Policies

qbrix ships 16 multi-armed bandit policies organized into three categories: stochastic, contextual, and adversarial. Each policy implements a different exploration-exploitation strategy. If you don't want to pick one yourself, the auto meta-bandit does it for you.

Auto (Meta-Bandit)

The auto policy is the recommended default. Instead of committing to a single algorithm, qbrix launches a portfolio of learners in parallel and uses a meta-level EXP3 controller to adaptively route traffic toward whichever learner is performing best on your actual data. The portfolio is scoped automatically to your reward type and context settings.

Under the hood:

A parent meta experiment runs MetaBanditPolicy (EXP3 at the meta level).
Several learner experiments run concrete policies from the appropriate category (e.g. BetaTSPolicy, UCB1TunedPolicy, EpsilonPolicy for binary rewards; LinTSPolicy, LogisticTSPolicy, GLMUCBPolicy for contextual settings).
Every select call is first routed by the meta controller to one of the learners, which then picks an arm. Feedback is credited to both levels.
As rewards come in, EXP3 shifts meta-level weight toward the learners that convert best — so the portfolio self-tunes to your environment.

Parameter	Type	Default	Description
`reward_type`	string	—	`binary`, `bounded`, or `continuous`. Scopes the learner portfolio.
`use_context`	bool	`false`	If `true`, contextual learners (LinTS, LogisticTS, GLMUCB) are included.
`dim`	int	—	Context vector dimension. Required when `use_context=true`.

Best for: Most production use cases. When you don't know which algorithm is right, or when reward structure may shift over time.
Pros: Zero-choice operation; robust across regimes; learners that underperform automatically get less traffic.
Cons: Slightly more infrastructure (M+1 experiments per parent); meta-level exploration adds a small amount of regret vs. the single best algorithm in hindsight.

Example: Auto Policy

from qbrix import Qbrix
 
client = Qbrix()
 
# binary reward, no context — qbrix picks a stochastic portfolio
experiment = client.experiment.create(
    name="checkout-banner",
    pool_id=pool.id,
    policy="auto",
    policy_params={"reward_type": "binary"},
)
 
# contextual auto — adds LinTS / LogisticTS / GLMUCB to the portfolio
personalized = client.experiment.create(
    name="personalized-hero",
    pool_id=pool.id,
    policy="auto",
    policy_params={
        "reward_type": "binary",
        "use_context": True,
        "dim": 10,
    },
)
^^^^^^^^
*Required task 1*
Answer these questions using the policies page above:
(a) How many multi-armed bandit policies does qbrix ship?
(b) What kind of controller does the auto policy use at the meta level?
(c) What is the default value of the `use_context` parameter?

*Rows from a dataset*
^^^^^^^^
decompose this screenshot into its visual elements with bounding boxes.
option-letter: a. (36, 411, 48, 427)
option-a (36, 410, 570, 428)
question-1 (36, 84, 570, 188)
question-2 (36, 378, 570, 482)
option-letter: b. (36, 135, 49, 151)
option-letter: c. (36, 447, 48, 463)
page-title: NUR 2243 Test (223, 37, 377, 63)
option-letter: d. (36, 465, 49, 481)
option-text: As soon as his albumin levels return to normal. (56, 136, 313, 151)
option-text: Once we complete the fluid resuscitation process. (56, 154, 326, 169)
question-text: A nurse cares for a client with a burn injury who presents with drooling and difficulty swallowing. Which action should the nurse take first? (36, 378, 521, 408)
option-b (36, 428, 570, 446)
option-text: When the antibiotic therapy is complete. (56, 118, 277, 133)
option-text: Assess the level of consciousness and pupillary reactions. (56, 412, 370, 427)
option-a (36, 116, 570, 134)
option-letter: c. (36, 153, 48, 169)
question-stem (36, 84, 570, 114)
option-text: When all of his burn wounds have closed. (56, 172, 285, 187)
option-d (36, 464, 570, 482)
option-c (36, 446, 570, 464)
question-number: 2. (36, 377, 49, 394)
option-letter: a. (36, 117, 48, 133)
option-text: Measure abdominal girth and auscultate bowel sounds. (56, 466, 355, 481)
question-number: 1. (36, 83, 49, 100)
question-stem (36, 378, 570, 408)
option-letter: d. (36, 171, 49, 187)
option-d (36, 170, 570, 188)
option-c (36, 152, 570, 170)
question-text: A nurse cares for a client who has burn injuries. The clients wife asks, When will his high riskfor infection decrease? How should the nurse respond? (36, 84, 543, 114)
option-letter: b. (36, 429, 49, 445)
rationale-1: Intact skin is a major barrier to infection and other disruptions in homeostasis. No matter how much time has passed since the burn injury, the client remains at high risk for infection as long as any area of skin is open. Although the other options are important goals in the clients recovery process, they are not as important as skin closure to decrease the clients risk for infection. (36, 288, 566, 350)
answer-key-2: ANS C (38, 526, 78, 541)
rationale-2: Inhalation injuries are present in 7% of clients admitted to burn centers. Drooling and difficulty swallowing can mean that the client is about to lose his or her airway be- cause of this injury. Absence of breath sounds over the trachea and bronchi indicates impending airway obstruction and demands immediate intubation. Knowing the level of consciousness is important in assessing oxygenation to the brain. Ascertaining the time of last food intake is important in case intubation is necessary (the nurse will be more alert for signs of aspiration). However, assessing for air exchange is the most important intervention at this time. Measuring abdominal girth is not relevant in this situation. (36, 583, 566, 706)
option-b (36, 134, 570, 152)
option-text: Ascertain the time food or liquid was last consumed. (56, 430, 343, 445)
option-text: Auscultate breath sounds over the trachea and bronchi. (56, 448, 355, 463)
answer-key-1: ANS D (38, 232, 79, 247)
^^^^^^^^
*Required task 2*
Filter the rows above, keeping every line that contains the string "stem".

*Answer 1*
(a) 16
(b) EXP3
(c) `false`

*Answer 2*
question-stem (36, 84, 570, 114)
question-stem (36, 378, 570, 408)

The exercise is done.